> YOUR OBJECTIVE: Show each line that has the string "JSON" in it.

> RECORDS FOR THE EXERCISE:
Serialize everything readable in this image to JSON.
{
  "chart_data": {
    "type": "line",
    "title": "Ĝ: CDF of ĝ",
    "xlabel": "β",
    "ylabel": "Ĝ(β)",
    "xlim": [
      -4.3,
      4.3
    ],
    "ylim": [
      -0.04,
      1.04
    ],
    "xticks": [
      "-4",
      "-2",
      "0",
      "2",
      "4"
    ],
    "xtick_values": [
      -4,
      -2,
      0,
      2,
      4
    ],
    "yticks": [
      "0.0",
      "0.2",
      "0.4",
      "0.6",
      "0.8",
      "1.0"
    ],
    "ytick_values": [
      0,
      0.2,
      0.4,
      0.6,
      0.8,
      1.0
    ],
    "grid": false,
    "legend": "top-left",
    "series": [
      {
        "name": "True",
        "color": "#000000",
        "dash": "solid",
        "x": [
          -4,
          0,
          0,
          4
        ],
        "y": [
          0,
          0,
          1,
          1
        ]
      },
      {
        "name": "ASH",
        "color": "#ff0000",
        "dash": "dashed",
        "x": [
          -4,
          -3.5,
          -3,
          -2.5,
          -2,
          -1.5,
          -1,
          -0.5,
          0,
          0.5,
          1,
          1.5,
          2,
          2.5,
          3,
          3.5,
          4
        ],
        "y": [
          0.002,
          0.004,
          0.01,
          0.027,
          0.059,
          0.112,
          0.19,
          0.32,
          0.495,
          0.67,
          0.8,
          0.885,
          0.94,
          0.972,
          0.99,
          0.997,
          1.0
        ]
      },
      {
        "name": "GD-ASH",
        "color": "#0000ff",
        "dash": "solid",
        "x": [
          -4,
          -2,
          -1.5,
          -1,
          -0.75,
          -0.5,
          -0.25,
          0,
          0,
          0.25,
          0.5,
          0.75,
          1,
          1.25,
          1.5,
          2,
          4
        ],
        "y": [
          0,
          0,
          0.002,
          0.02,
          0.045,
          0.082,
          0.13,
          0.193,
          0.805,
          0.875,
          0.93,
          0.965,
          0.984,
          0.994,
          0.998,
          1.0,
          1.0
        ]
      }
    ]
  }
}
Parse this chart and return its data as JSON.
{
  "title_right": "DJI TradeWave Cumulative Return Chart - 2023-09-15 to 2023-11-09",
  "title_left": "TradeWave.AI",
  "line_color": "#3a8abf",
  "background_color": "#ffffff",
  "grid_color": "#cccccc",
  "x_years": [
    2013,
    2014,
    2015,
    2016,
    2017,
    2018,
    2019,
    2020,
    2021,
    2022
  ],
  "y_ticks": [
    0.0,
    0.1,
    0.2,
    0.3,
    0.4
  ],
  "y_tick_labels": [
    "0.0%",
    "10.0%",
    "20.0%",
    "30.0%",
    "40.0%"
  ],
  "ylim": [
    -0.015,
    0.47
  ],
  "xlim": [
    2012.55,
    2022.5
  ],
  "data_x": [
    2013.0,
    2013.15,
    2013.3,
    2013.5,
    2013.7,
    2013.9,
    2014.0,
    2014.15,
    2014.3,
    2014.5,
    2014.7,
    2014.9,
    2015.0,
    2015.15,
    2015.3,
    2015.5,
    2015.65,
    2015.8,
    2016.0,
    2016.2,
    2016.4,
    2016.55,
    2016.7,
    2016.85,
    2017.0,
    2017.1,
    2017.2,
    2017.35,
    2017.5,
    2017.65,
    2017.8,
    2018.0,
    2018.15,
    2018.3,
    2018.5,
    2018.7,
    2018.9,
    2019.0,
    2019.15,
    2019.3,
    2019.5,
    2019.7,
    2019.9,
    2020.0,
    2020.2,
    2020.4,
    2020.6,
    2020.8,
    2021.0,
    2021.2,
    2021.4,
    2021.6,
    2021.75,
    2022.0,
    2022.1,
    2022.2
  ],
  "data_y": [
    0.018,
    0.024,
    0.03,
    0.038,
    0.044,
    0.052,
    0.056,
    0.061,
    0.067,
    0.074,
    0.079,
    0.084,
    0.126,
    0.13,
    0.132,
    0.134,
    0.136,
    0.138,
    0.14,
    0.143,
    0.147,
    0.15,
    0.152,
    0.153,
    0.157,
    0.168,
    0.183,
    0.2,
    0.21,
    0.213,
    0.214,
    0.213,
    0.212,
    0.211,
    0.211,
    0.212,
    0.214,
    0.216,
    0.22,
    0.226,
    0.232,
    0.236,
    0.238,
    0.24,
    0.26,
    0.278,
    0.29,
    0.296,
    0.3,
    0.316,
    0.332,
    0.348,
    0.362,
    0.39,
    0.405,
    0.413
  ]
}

> PROBLEM SOLUTION:
Serialize everything readable in this image to JSON.
Parse this chart and return its data as JSON.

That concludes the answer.